What the exercise asks:
Write the data out again exactly, dropping any images it holds.

--- START OF Data for the task ---

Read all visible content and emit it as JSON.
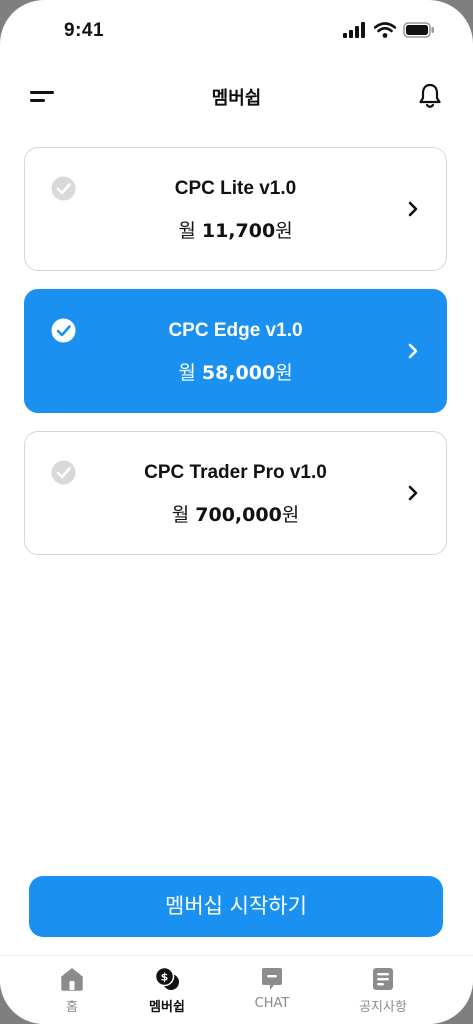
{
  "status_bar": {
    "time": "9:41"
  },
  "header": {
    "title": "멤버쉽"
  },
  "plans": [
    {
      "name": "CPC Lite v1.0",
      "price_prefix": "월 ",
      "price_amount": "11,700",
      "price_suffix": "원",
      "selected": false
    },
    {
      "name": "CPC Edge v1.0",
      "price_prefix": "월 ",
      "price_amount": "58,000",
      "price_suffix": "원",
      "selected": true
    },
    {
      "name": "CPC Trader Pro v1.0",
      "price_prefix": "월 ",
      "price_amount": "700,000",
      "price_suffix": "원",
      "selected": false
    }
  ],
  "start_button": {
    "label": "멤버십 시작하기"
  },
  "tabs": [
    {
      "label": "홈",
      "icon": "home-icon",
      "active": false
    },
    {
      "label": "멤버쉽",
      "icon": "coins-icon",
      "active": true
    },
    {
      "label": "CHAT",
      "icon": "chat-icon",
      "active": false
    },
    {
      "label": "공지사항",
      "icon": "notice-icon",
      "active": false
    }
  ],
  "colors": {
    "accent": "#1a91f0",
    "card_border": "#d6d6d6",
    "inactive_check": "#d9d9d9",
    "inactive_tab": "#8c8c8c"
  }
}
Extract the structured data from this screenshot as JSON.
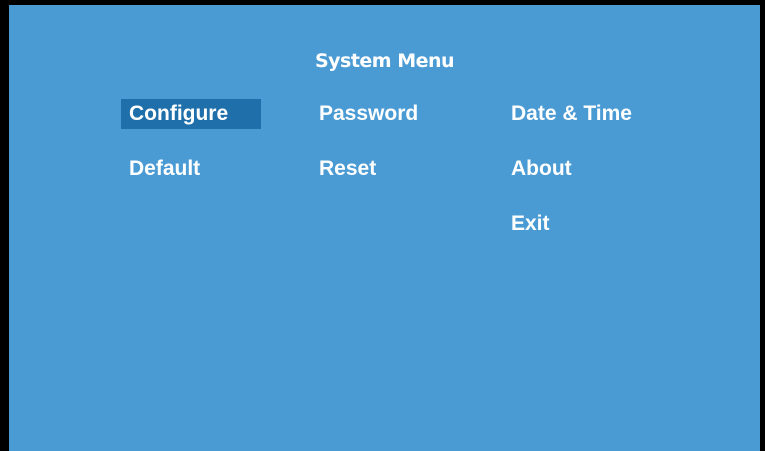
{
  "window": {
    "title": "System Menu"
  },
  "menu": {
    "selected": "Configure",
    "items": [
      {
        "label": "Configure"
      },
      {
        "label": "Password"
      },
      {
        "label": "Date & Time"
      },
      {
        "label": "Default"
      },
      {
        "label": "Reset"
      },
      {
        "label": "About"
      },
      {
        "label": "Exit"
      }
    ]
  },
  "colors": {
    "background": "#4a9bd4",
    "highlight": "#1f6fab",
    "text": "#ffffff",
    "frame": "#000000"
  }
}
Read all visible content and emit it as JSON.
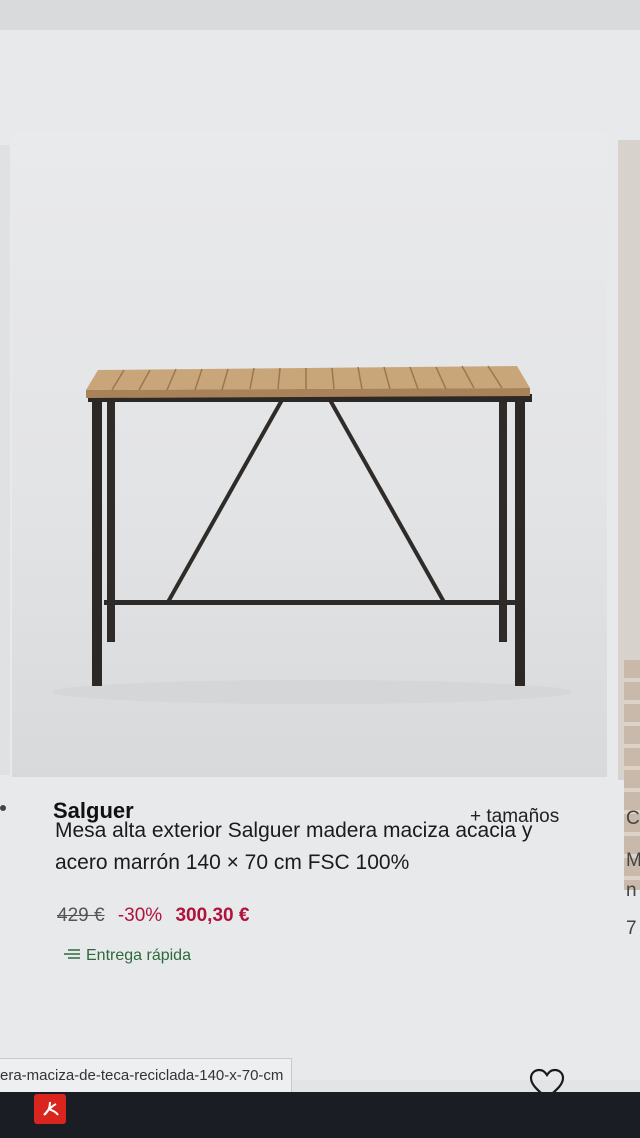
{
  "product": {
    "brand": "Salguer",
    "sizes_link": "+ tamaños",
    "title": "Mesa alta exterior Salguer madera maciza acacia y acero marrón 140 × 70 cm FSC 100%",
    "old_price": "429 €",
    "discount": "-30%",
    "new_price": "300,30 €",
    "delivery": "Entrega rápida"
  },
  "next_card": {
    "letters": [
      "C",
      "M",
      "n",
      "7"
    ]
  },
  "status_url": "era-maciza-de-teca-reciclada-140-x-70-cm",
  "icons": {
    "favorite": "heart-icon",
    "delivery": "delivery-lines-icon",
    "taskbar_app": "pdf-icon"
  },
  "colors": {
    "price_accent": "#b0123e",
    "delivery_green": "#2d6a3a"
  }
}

--- END OF Data for the task ---

Response to this exercise:
Read all visible content and emit it as JSON.
{
  "status_bar": {
    "time": "9:41"
  },
  "header": {
    "title": "멤버쉽"
  },
  "plans": [
    {
      "name": "CPC Lite v1.0",
      "price_prefix": "월 ",
      "price_amount": "11,700",
      "price_suffix": "원",
      "selected": false
    },
    {
      "name": "CPC Edge v1.0",
      "price_prefix": "월 ",
      "price_amount": "58,000",
      "price_suffix": "원",
      "selected": true
    },
    {
      "name": "CPC Trader Pro v1.0",
      "price_prefix": "월 ",
      "price_amount": "700,000",
      "price_suffix": "원",
      "selected": false
    }
  ],
  "start_button": {
    "label": "멤버십 시작하기"
  },
  "tabs": [
    {
      "label": "홈",
      "icon": "home-icon",
      "active": false
    },
    {
      "label": "멤버쉽",
      "icon": "coins-icon",
      "active": true
    },
    {
      "label": "CHAT",
      "icon": "chat-icon",
      "active": false
    },
    {
      "label": "공지사항",
      "icon": "notice-icon",
      "active": false
    }
  ],
  "colors": {
    "accent": "#1a91f0",
    "card_border": "#d6d6d6",
    "inactive_check": "#d9d9d9",
    "inactive_tab": "#8c8c8c"
  }
}
Extract the structured data from this screenshot as JSON.
{
  "window": {
    "title": "System Menu"
  },
  "menu": {
    "selected": "Configure",
    "items": [
      {
        "label": "Configure"
      },
      {
        "label": "Password"
      },
      {
        "label": "Date & Time"
      },
      {
        "label": "Default"
      },
      {
        "label": "Reset"
      },
      {
        "label": "About"
      },
      {
        "label": "Exit"
      }
    ]
  },
  "colors": {
    "background": "#4a9bd4",
    "highlight": "#1f6fab",
    "text": "#ffffff",
    "frame": "#000000"
  }
}
Read all visible content and emit it as JSON.
{
  "product": {
    "brand": "Salguer",
    "sizes_link": "+ tamaños",
    "title": "Mesa alta exterior Salguer madera maciza acacia y acero marrón 140 × 70 cm FSC 100%",
    "old_price": "429 €",
    "discount": "-30%",
    "new_price": "300,30 €",
    "delivery": "Entrega rápida"
  },
  "next_card": {
    "letters": [
      "C",
      "M",
      "n",
      "7"
    ]
  },
  "status_url": "era-maciza-de-teca-reciclada-140-x-70-cm",
  "icons": {
    "favorite": "heart-icon",
    "delivery": "delivery-lines-icon",
    "taskbar_app": "pdf-icon"
  },
  "colors": {
    "price_accent": "#b0123e",
    "delivery_green": "#2d6a3a"
  }
}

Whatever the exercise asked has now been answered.